:: DATA PROVIDED

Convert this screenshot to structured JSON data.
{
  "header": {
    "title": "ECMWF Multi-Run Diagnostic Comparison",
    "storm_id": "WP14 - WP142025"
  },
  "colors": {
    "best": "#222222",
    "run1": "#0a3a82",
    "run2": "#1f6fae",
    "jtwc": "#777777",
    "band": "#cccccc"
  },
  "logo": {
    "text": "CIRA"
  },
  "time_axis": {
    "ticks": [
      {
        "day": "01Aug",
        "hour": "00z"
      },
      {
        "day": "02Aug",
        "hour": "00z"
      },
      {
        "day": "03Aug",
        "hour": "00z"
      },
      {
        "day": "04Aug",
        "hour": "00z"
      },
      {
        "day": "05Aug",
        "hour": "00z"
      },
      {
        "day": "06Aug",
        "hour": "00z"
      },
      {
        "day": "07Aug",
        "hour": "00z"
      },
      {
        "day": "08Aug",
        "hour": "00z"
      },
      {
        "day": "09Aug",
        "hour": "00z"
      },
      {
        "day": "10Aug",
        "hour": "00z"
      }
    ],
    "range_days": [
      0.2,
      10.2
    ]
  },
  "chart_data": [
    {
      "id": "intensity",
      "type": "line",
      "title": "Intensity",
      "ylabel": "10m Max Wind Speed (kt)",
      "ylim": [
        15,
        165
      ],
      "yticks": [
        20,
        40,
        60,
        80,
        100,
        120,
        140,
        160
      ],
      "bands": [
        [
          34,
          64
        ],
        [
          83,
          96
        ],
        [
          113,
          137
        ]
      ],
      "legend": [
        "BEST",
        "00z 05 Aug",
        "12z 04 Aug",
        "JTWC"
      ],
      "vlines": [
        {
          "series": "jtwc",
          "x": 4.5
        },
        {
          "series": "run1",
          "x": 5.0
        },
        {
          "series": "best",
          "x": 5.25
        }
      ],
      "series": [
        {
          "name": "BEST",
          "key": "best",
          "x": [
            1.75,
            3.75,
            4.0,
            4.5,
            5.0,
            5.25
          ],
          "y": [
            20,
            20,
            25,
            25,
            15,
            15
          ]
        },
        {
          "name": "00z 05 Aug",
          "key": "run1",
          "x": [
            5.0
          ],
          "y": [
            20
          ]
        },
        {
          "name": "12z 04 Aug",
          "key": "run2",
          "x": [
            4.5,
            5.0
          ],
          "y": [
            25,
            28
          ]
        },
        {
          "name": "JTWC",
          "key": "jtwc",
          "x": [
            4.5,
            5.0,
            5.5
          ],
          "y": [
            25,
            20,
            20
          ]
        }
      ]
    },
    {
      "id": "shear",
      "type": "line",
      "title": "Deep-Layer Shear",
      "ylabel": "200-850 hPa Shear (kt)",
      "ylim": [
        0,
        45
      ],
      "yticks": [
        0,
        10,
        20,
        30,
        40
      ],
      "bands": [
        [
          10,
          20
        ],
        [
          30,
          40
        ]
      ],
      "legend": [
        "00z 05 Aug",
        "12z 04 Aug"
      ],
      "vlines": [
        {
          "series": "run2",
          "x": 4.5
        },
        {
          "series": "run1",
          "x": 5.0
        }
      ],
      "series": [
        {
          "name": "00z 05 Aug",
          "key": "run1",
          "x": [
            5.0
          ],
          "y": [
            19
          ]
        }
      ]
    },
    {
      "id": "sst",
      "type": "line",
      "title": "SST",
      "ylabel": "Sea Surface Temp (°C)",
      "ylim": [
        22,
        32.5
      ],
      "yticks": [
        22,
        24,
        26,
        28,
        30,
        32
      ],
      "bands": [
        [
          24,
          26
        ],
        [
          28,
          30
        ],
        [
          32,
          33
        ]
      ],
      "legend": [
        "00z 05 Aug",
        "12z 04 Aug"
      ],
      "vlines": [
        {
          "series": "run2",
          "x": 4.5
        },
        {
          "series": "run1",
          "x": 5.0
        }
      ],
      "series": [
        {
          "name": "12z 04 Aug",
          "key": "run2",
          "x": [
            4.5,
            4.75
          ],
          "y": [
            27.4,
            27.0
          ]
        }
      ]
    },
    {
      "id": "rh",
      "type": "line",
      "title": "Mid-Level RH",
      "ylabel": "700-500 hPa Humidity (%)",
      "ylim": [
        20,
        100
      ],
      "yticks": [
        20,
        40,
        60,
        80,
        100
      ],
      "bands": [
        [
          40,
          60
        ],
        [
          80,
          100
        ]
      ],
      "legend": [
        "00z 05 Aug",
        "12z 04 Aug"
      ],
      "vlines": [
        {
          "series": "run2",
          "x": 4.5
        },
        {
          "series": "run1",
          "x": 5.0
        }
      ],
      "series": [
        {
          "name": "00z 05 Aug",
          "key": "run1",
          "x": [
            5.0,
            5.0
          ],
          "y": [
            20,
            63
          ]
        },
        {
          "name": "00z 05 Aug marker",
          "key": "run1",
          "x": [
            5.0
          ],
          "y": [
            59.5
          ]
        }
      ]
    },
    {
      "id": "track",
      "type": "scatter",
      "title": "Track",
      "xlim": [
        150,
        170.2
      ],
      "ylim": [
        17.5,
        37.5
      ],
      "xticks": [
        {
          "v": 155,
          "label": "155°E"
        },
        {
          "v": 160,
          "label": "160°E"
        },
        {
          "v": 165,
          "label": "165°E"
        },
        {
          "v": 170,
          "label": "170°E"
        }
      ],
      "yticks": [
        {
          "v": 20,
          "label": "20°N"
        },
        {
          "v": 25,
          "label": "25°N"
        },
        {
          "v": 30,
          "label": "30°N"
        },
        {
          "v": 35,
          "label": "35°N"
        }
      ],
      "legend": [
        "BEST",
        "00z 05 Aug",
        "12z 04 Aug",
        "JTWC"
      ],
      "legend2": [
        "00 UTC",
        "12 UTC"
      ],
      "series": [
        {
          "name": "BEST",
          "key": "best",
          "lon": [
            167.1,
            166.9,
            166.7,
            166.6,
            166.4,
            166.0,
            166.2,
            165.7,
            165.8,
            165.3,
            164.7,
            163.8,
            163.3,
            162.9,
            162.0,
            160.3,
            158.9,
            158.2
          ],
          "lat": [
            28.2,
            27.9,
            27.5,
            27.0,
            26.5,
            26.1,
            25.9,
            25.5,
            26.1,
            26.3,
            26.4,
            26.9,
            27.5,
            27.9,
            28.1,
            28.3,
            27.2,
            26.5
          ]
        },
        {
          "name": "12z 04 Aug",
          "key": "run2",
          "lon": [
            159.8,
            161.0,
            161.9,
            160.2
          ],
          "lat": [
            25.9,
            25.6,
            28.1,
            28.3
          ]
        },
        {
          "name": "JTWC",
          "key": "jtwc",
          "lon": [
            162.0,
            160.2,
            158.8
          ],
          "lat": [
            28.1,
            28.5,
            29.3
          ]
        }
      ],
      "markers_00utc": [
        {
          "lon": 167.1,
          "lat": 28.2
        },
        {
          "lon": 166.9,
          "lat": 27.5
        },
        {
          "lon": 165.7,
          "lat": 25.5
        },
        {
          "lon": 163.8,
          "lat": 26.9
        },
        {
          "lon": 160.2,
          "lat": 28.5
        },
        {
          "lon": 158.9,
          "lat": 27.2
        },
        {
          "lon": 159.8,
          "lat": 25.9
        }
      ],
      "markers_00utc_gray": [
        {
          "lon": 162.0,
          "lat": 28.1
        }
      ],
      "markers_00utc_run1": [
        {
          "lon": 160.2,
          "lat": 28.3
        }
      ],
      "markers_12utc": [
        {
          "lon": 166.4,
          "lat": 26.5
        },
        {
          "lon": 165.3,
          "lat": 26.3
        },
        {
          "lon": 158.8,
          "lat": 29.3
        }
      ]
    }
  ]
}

::::

STATED GOAL.
Repeat the records above in full, character for character.

RESPONSE TO THE TASK.
Convert this screenshot to structured JSON data.
{
  "header": {
    "title": "ECMWF Multi-Run Diagnostic Comparison",
    "storm_id": "WP14 - WP142025"
  },
  "colors": {
    "best": "#222222",
    "run1": "#0a3a82",
    "run2": "#1f6fae",
    "jtwc": "#777777",
    "band": "#cccccc"
  },
  "logo": {
    "text": "CIRA"
  },
  "time_axis": {
    "ticks": [
      {
        "day": "01Aug",
        "hour": "00z"
      },
      {
        "day": "02Aug",
        "hour": "00z"
      },
      {
        "day": "03Aug",
        "hour": "00z"
      },
      {
        "day": "04Aug",
        "hour": "00z"
      },
      {
        "day": "05Aug",
        "hour": "00z"
      },
      {
        "day": "06Aug",
        "hour": "00z"
      },
      {
        "day": "07Aug",
        "hour": "00z"
      },
      {
        "day": "08Aug",
        "hour": "00z"
      },
      {
        "day": "09Aug",
        "hour": "00z"
      },
      {
        "day": "10Aug",
        "hour": "00z"
      }
    ],
    "range_days": [
      0.2,
      10.2
    ]
  },
  "chart_data": [
    {
      "id": "intensity",
      "type": "line",
      "title": "Intensity",
      "ylabel": "10m Max Wind Speed (kt)",
      "ylim": [
        15,
        165
      ],
      "yticks": [
        20,
        40,
        60,
        80,
        100,
        120,
        140,
        160
      ],
      "bands": [
        [
          34,
          64
        ],
        [
          83,
          96
        ],
        [
          113,
          137
        ]
      ],
      "legend": [
        "BEST",
        "00z 05 Aug",
        "12z 04 Aug",
        "JTWC"
      ],
      "vlines": [
        {
          "series": "jtwc",
          "x": 4.5
        },
        {
          "series": "run1",
          "x": 5.0
        },
        {
          "series": "best",
          "x": 5.25
        }
      ],
      "series": [
        {
          "name": "BEST",
          "key": "best",
          "x": [
            1.75,
            3.75,
            4.0,
            4.5,
            5.0,
            5.25
          ],
          "y": [
            20,
            20,
            25,
            25,
            15,
            15
          ]
        },
        {
          "name": "00z 05 Aug",
          "key": "run1",
          "x": [
            5.0
          ],
          "y": [
            20
          ]
        },
        {
          "name": "12z 04 Aug",
          "key": "run2",
          "x": [
            4.5,
            5.0
          ],
          "y": [
            25,
            28
          ]
        },
        {
          "name": "JTWC",
          "key": "jtwc",
          "x": [
            4.5,
            5.0,
            5.5
          ],
          "y": [
            25,
            20,
            20
          ]
        }
      ]
    },
    {
      "id": "shear",
      "type": "line",
      "title": "Deep-Layer Shear",
      "ylabel": "200-850 hPa Shear (kt)",
      "ylim": [
        0,
        45
      ],
      "yticks": [
        0,
        10,
        20,
        30,
        40
      ],
      "bands": [
        [
          10,
          20
        ],
        [
          30,
          40
        ]
      ],
      "legend": [
        "00z 05 Aug",
        "12z 04 Aug"
      ],
      "vlines": [
        {
          "series": "run2",
          "x": 4.5
        },
        {
          "series": "run1",
          "x": 5.0
        }
      ],
      "series": [
        {
          "name": "00z 05 Aug",
          "key": "run1",
          "x": [
            5.0
          ],
          "y": [
            19
          ]
        }
      ]
    },
    {
      "id": "sst",
      "type": "line",
      "title": "SST",
      "ylabel": "Sea Surface Temp (°C)",
      "ylim": [
        22,
        32.5
      ],
      "yticks": [
        22,
        24,
        26,
        28,
        30,
        32
      ],
      "bands": [
        [
          24,
          26
        ],
        [
          28,
          30
        ],
        [
          32,
          33
        ]
      ],
      "legend": [
        "00z 05 Aug",
        "12z 04 Aug"
      ],
      "vlines": [
        {
          "series": "run2",
          "x": 4.5
        },
        {
          "series": "run1",
          "x": 5.0
        }
      ],
      "series": [
        {
          "name": "12z 04 Aug",
          "key": "run2",
          "x": [
            4.5,
            4.75
          ],
          "y": [
            27.4,
            27.0
          ]
        }
      ]
    },
    {
      "id": "rh",
      "type": "line",
      "title": "Mid-Level RH",
      "ylabel": "700-500 hPa Humidity (%)",
      "ylim": [
        20,
        100
      ],
      "yticks": [
        20,
        40,
        60,
        80,
        100
      ],
      "bands": [
        [
          40,
          60
        ],
        [
          80,
          100
        ]
      ],
      "legend": [
        "00z 05 Aug",
        "12z 04 Aug"
      ],
      "vlines": [
        {
          "series": "run2",
          "x": 4.5
        },
        {
          "series": "run1",
          "x": 5.0
        }
      ],
      "series": [
        {
          "name": "00z 05 Aug",
          "key": "run1",
          "x": [
            5.0,
            5.0
          ],
          "y": [
            20,
            63
          ]
        },
        {
          "name": "00z 05 Aug marker",
          "key": "run1",
          "x": [
            5.0
          ],
          "y": [
            59.5
          ]
        }
      ]
    },
    {
      "id": "track",
      "type": "scatter",
      "title": "Track",
      "xlim": [
        150,
        170.2
      ],
      "ylim": [
        17.5,
        37.5
      ],
      "xticks": [
        {
          "v": 155,
          "label": "155°E"
        },
        {
          "v": 160,
          "label": "160°E"
        },
        {
          "v": 165,
          "label": "165°E"
        },
        {
          "v": 170,
          "label": "170°E"
        }
      ],
      "yticks": [
        {
          "v": 20,
          "label": "20°N"
        },
        {
          "v": 25,
          "label": "25°N"
        },
        {
          "v": 30,
          "label": "30°N"
        },
        {
          "v": 35,
          "label": "35°N"
        }
      ],
      "legend": [
        "BEST",
        "00z 05 Aug",
        "12z 04 Aug",
        "JTWC"
      ],
      "legend2": [
        "00 UTC",
        "12 UTC"
      ],
      "series": [
        {
          "name": "BEST",
          "key": "best",
          "lon": [
            167.1,
            166.9,
            166.7,
            166.6,
            166.4,
            166.0,
            166.2,
            165.7,
            165.8,
            165.3,
            164.7,
            163.8,
            163.3,
            162.9,
            162.0,
            160.3,
            158.9,
            158.2
          ],
          "lat": [
            28.2,
            27.9,
            27.5,
            27.0,
            26.5,
            26.1,
            25.9,
            25.5,
            26.1,
            26.3,
            26.4,
            26.9,
            27.5,
            27.9,
            28.1,
            28.3,
            27.2,
            26.5
          ]
        },
        {
          "name": "12z 04 Aug",
          "key": "run2",
          "lon": [
            159.8,
            161.0,
            161.9,
            160.2
          ],
          "lat": [
            25.9,
            25.6,
            28.1,
            28.3
          ]
        },
        {
          "name": "JTWC",
          "key": "jtwc",
          "lon": [
            162.0,
            160.2,
            158.8
          ],
          "lat": [
            28.1,
            28.5,
            29.3
          ]
        }
      ],
      "markers_00utc": [
        {
          "lon": 167.1,
          "lat": 28.2
        },
        {
          "lon": 166.9,
          "lat": 27.5
        },
        {
          "lon": 165.7,
          "lat": 25.5
        },
        {
          "lon": 163.8,
          "lat": 26.9
        },
        {
          "lon": 160.2,
          "lat": 28.5
        },
        {
          "lon": 158.9,
          "lat": 27.2
        },
        {
          "lon": 159.8,
          "lat": 25.9
        }
      ],
      "markers_00utc_gray": [
        {
          "lon": 162.0,
          "lat": 28.1
        }
      ],
      "markers_00utc_run1": [
        {
          "lon": 160.2,
          "lat": 28.3
        }
      ],
      "markers_12utc": [
        {
          "lon": 166.4,
          "lat": 26.5
        },
        {
          "lon": 165.3,
          "lat": 26.3
        },
        {
          "lon": 158.8,
          "lat": 29.3
        }
      ]
    }
  ]
}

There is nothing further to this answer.